Work out the number of lines in the listing that include the string "relative". Reply with that number alone.

───── Provided entries ─────

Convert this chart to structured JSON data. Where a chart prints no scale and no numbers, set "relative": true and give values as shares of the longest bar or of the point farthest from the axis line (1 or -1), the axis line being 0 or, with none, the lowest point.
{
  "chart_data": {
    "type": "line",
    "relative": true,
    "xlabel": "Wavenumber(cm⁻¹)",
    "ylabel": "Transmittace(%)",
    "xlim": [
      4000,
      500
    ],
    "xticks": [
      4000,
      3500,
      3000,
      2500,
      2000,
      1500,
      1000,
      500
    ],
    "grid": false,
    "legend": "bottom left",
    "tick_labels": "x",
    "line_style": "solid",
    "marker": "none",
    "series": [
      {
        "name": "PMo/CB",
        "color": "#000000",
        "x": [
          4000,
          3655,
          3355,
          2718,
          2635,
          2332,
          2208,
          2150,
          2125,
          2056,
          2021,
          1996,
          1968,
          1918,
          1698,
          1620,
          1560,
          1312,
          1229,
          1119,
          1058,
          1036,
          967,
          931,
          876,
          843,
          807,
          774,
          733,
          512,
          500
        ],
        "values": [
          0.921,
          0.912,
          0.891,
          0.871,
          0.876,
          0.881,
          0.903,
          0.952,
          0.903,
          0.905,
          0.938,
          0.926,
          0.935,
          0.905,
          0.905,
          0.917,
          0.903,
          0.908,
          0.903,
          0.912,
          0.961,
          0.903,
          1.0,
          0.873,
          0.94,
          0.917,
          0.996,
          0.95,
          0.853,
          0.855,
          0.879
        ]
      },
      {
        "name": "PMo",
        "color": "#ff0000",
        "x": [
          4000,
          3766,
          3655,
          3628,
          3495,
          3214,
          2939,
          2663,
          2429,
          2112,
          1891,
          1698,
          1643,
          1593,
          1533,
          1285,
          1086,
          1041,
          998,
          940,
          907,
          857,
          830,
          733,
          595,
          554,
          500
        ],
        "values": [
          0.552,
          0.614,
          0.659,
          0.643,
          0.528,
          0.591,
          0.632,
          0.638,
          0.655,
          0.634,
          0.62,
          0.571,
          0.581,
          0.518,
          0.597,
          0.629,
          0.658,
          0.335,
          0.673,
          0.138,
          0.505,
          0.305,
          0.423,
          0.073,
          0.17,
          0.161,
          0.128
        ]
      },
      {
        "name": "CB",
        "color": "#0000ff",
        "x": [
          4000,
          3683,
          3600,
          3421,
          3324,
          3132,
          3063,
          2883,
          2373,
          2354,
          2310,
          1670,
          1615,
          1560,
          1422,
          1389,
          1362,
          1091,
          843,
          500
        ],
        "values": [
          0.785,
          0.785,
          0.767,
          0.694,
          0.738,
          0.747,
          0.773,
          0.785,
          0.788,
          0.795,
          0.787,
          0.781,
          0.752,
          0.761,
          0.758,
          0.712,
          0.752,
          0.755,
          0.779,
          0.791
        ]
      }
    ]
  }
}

─────

§ **Result**
2